• [AVAILABLE RECORDS]
* Begin *

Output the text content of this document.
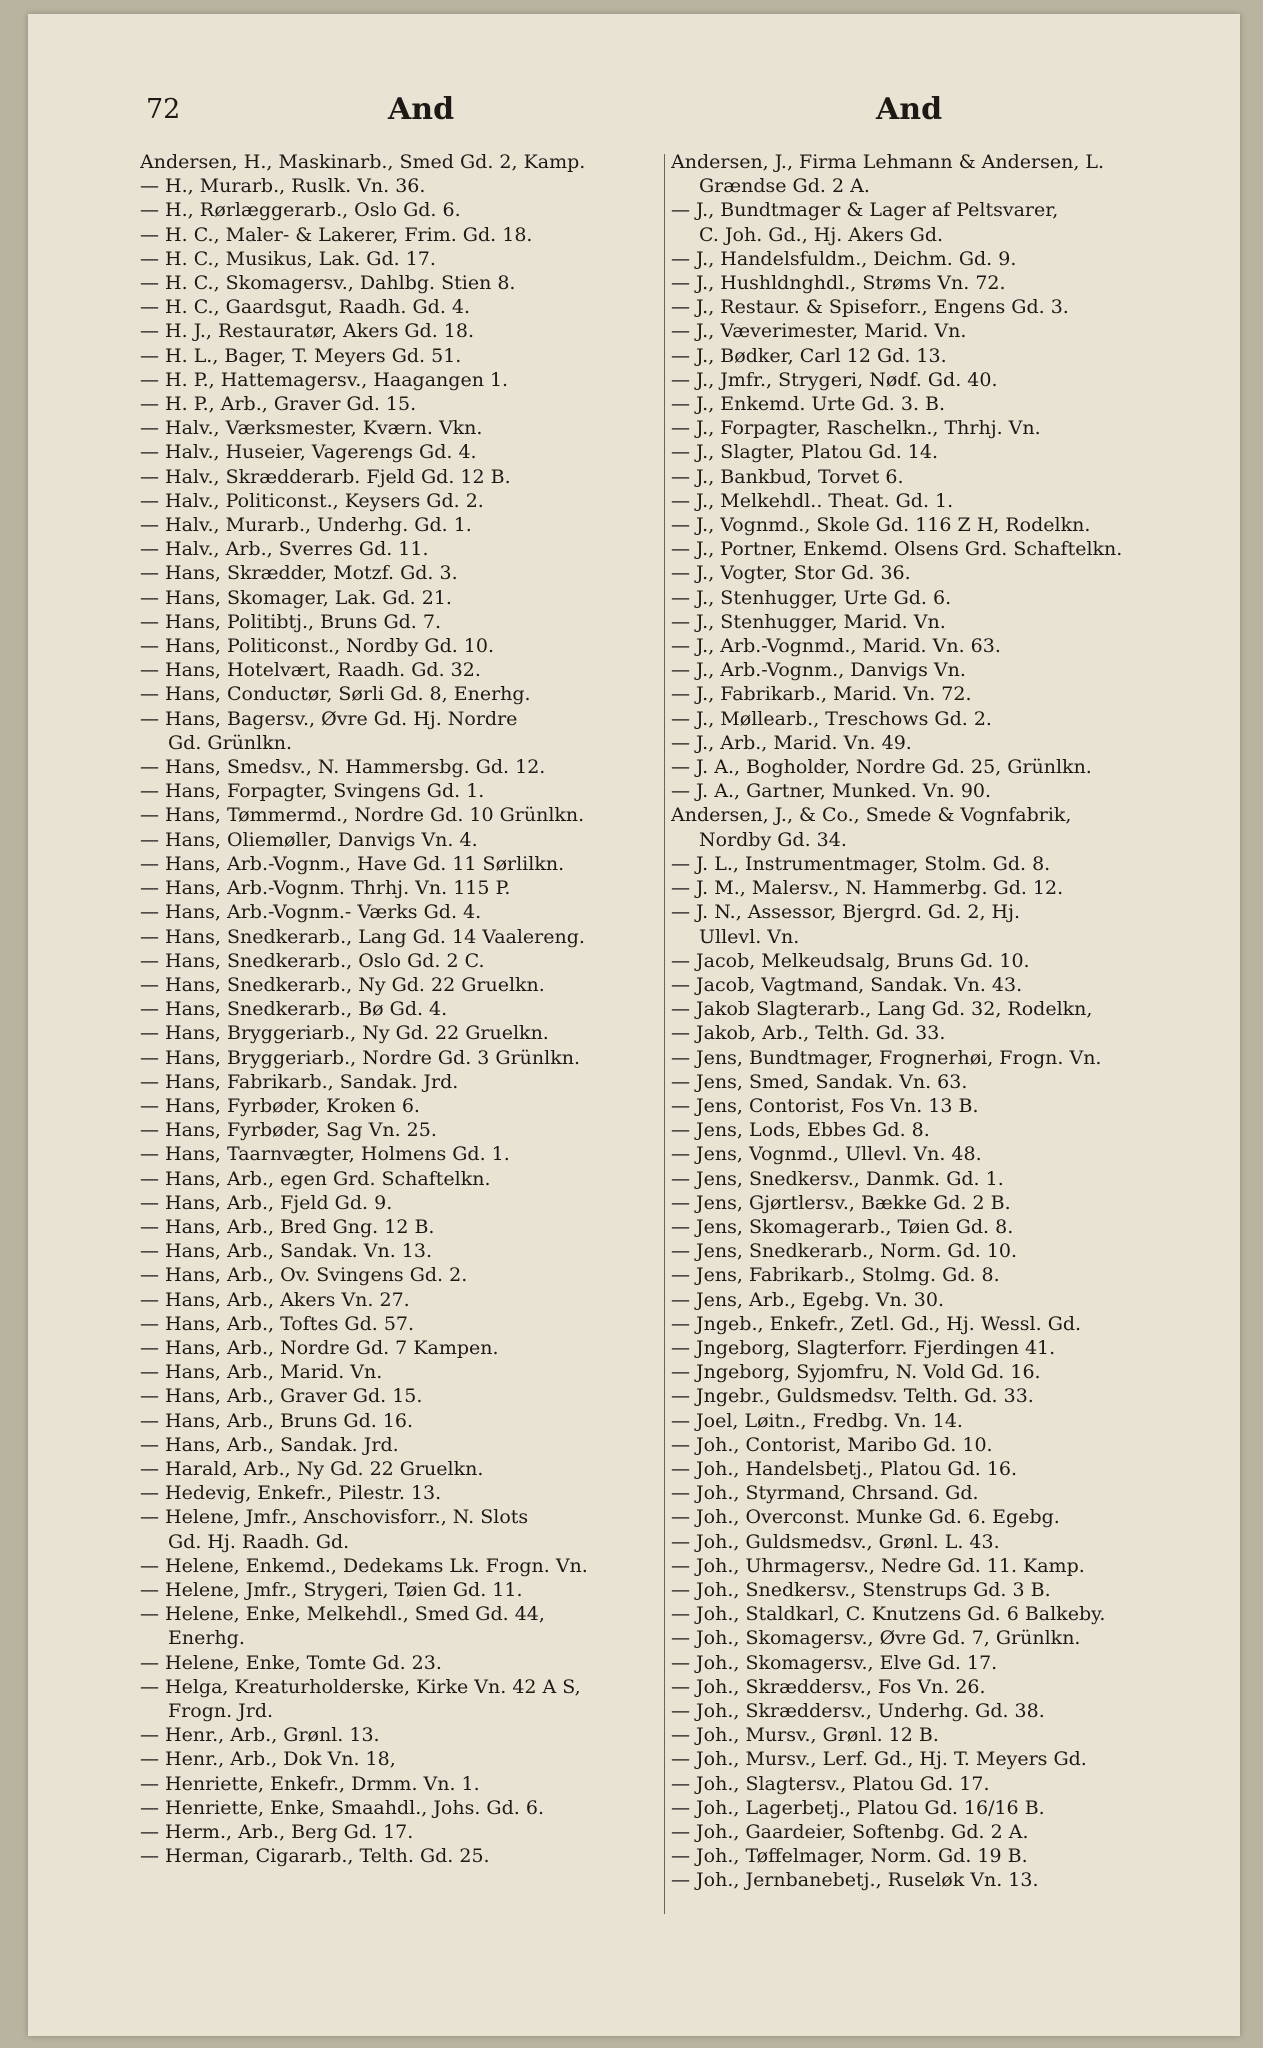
72	And	And
Andersen, H., Maskinarb., Smed Gd. 2, Kamp.
— H., Murarb., Ruslk. Vn. 36.
— H., Rørlæggerarb., Oslo Gd. 6.
— H. C., Maler- & Lakerer, Frim. Gd. 18.
— H. C., Musikus, Lak. Gd. 17.
— H. C., Skomagersv., Dahlbg. Stien 8.
— H. C., Gaardsgut, Raadh. Gd. 4.
— H. J., Restauratør, Akers Gd. 18.
— H. L., Bager, T. Meyers Gd. 51.
— H. P., Hattemagersv., Haagangen 1.
— H. P., Arb., Graver Gd. 15.
— Halv., Værksmester, Kværn. Vkn.
— Halv., Huseier, Vagerengs Gd. 4.
— Halv., Skrædderarb. Fjeld Gd. 12 B.
— Halv., Politiconst., Keysers Gd. 2.
— Halv., Murarb., Underhg. Gd. 1.
— Halv., Arb., Sverres Gd. 11.
— Hans, Skrædder, Motzf. Gd. 3.
— Hans, Skomager, Lak. Gd. 21.
— Hans, Politibtj., Bruns Gd. 7.
— Hans, Politiconst., Nordby Gd. 10.
— Hans, Hotelvært, Raadh. Gd. 32.
— Hans, Conductør, Sørli Gd. 8, Enerhg.
— Hans, Bagersv., Øvre Gd. Hj. Nordre
Gd. Grünlkn.
— Hans, Smedsv., N. Hammersbg. Gd. 12.
— Hans, Forpagter, Svingens Gd. 1.
— Hans, Tømmermd., Nordre Gd. 10 Grünlkn.
— Hans, Oliemøller, Danvigs Vn. 4.
— Hans, Arb.-Vognm., Have Gd. 11 Sørlilkn.
— Hans, Arb.-Vognm. Thrhj. Vn. 115 P.
— Hans, Arb.-Vognm.- Værks Gd. 4.
— Hans, Snedkerarb., Lang Gd. 14 Vaalereng.
— Hans, Snedkerarb., Oslo Gd. 2 C.
— Hans, Snedkerarb., Ny Gd. 22 Gruelkn.
— Hans, Snedkerarb., Bø Gd. 4.
— Hans, Bryggeriarb., Ny Gd. 22 Gruelkn.
— Hans, Bryggeriarb., Nordre Gd. 3 Grünlkn.
— Hans, Fabrikarb., Sandak. Jrd.
— Hans, Fyrbøder, Kroken 6.
— Hans, Fyrbøder, Sag Vn. 25.
— Hans, Taarnvægter, Holmens Gd. 1.
— Hans, Arb., egen Grd. Schaftelkn.
— Hans, Arb., Fjeld Gd. 9.
— Hans, Arb., Bred Gng. 12 B.
— Hans, Arb., Sandak. Vn. 13.
— Hans, Arb., Ov. Svingens Gd. 2.
— Hans, Arb., Akers Vn. 27.
— Hans, Arb., Toftes Gd. 57.
— Hans, Arb., Nordre Gd. 7 Kampen.
— Hans, Arb., Marid. Vn.
— Hans, Arb., Graver Gd. 15.
— Hans, Arb., Bruns Gd. 16.
— Hans, Arb., Sandak. Jrd.
— Harald, Arb., Ny Gd. 22 Gruelkn.
— Hedevig, Enkefr., Pilestr. 13.
— Helene, Jmfr., Anschovisforr., N. Slots
Gd. Hj. Raadh. Gd.
— Helene, Enkemd., Dedekams Lk. Frogn. Vn.
— Helene, Jmfr., Strygeri, Tøien Gd. 11.
— Helene, Enke, Melkehdl., Smed Gd. 44,
Enerhg.
— Helene, Enke, Tomte Gd. 23.
— Helga, Kreaturholderske, Kirke Vn. 42 A S,
Frogn. Jrd.
— Henr., Arb., Grønl. 13.
— Henr., Arb., Dok Vn. 18,
— Henriette, Enkefr., Drmm. Vn. 1.
— Henriette, Enke, Smaahdl., Johs. Gd. 6.
— Herm., Arb., Berg Gd. 17.
— Herman, Cigararb., Telth. Gd. 25.
Andersen, J., Firma Lehmann & Andersen, L.
Grændse Gd. 2 A.
— J., Bundtmager & Lager af Peltsvarer,
C. Joh. Gd., Hj. Akers Gd.
— J., Handelsfuldm., Deichm. Gd. 9.
— J., Hushldnghdl., Strøms Vn. 72.
— J., Restaur. & Spiseforr., Engens Gd. 3.
— J., Væverimester, Marid. Vn.
— J., Bødker, Carl 12 Gd. 13.
— J., Jmfr., Strygeri, Nødf. Gd. 40.
— J., Enkemd. Urte Gd. 3. B.
— J., Forpagter, Raschelkn., Thrhj. Vn.
— J., Slagter, Platou Gd. 14.
— J., Bankbud, Torvet 6.
— J., Melkehdl.. Theat. Gd. 1.
— J., Vognmd., Skole Gd. 116 Z H, Rodelkn.
— J., Portner, Enkemd. Olsens Grd. Schaftelkn.
— J., Vogter, Stor Gd. 36.
— J., Stenhugger, Urte Gd. 6.
— J., Stenhugger, Marid. Vn.
— J., Arb.-Vognmd., Marid. Vn. 63.
— J., Arb.-Vognm., Danvigs Vn.
— J., Fabrikarb., Marid. Vn. 72.
— J., Møllearb., Treschows Gd. 2.
— J., Arb., Marid. Vn. 49.
— J. A., Bogholder, Nordre Gd. 25, Grünlkn.
— J. A., Gartner, Munked. Vn. 90.
Andersen, J., & Co., Smede & Vognfabrik,
Nordby Gd. 34.
— J. L., Instrumentmager, Stolm. Gd. 8.
— J. M., Malersv., N. Hammerbg. Gd. 12.
— J. N., Assessor, Bjergrd. Gd. 2, Hj.
Ullevl. Vn.
— Jacob, Melkeudsalg, Bruns Gd. 10.
— Jacob, Vagtmand, Sandak. Vn. 43.
— Jakob Slagterarb., Lang Gd. 32, Rodelkn,
— Jakob, Arb., Telth. Gd. 33.
— Jens, Bundtmager, Frognerhøi, Frogn. Vn.
— Jens, Smed, Sandak. Vn. 63.
— Jens, Contorist, Fos Vn. 13 B.
— Jens, Lods, Ebbes Gd. 8.
— Jens, Vognmd., Ullevl. Vn. 48.
— Jens, Snedkersv., Danmk. Gd. 1.
— Jens, Gjørtlersv., Bække Gd. 2 B.
— Jens, Skomagerarb., Tøien Gd. 8.
— Jens, Snedkerarb., Norm. Gd. 10.
— Jens, Fabrikarb., Stolmg. Gd. 8.
— Jens, Arb., Egebg. Vn. 30.
— Jngeb., Enkefr., Zetl. Gd., Hj. Wessl. Gd.
— Jngeborg, Slagterforr. Fjerdingen 41.
— Jngeborg, Syjomfru, N. Vold Gd. 16.
— Jngebr., Guldsmedsv. Telth. Gd. 33.
— Joel, Løitn., Fredbg. Vn. 14.
— Joh., Contorist, Maribo Gd. 10.
— Joh., Handelsbetj., Platou Gd. 16.
— Joh., Styrmand, Chrsand. Gd.
— Joh., Overconst. Munke Gd. 6. Egebg.
— Joh., Guldsmedsv., Grønl. L. 43.
— Joh., Uhrmagersv., Nedre Gd. 11. Kamp.
— Joh., Snedkersv., Stenstrups Gd. 3 B.
— Joh., Staldkarl, C. Knutzens Gd. 6 Balkeby.
— Joh., Skomagersv., Øvre Gd. 7, Grünlkn.
— Joh., Skomagersv., Elve Gd. 17.
— Joh., Skræddersv., Fos Vn. 26.
— Joh., Skræddersv., Underhg. Gd. 38.
— Joh., Mursv., Grønl. 12 B.
— Joh., Mursv., Lerf. Gd., Hj. T. Meyers Gd.
— Joh., Slagtersv., Platou Gd. 17.
— Joh., Lagerbetj., Platou Gd. 16/16 B.
— Joh., Gaardeier, Softenbg. Gd. 2 A.
— Joh., Tøffelmager, Norm. Gd. 19 B.
— Joh., Jernbanebetj., Ruseløk Vn. 13.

* End *

• [WORK TO COMPLETE]
Go through the records and pull out each line that includes the word "Norm".

• [FULL RESPONSE]
— Jens, Snedkerarb., Norm. Gd. 10.
— Joh., Tøffelmager, Norm. Gd. 19 B.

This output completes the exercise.